## Task requirements
Which lines below hold the word "this"? Copy all of them.

[Stored data entries]
┌──

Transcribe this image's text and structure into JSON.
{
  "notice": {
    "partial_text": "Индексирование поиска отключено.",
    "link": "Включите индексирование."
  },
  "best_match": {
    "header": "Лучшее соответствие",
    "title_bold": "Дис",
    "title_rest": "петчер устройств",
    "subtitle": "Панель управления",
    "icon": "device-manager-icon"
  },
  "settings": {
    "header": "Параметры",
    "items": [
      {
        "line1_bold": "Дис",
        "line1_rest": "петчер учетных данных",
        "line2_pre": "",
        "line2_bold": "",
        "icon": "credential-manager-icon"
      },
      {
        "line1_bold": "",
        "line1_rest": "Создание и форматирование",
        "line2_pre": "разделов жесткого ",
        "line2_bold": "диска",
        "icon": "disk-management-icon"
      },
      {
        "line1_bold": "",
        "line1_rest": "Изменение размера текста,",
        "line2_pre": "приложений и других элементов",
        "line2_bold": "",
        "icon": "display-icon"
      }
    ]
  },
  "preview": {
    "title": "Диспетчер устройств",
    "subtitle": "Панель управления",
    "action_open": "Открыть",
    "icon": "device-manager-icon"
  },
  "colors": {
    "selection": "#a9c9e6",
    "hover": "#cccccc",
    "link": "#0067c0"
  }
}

└──
┌──

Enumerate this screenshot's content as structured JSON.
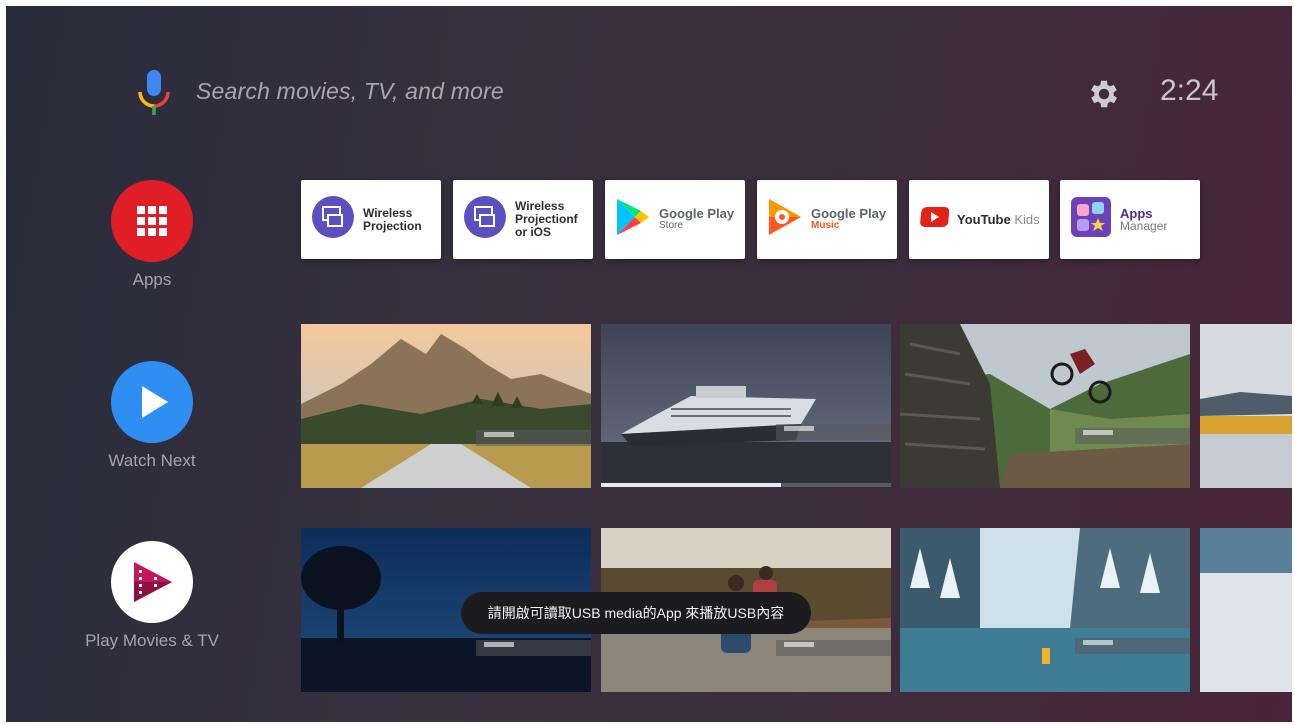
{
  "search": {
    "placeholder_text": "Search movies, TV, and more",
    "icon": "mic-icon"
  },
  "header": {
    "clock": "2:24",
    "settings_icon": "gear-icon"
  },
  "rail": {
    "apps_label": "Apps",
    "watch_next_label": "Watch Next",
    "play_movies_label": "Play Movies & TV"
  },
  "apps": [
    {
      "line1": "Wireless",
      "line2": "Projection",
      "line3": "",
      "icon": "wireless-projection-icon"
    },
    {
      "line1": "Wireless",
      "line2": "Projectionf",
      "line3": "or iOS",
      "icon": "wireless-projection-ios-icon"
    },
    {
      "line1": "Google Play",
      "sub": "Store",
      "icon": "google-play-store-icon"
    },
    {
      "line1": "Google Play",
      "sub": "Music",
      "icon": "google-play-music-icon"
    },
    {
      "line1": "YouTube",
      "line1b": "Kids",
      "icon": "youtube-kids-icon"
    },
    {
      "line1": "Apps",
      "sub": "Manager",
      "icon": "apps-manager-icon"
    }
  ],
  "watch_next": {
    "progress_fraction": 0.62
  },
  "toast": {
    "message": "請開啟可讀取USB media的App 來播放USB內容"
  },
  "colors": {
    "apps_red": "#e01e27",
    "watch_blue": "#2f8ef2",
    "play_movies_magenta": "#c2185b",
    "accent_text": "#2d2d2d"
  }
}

└──

## The solution
Transcribe this image's text and structure into JSON.
Enumerate this screenshot's content as structured JSON.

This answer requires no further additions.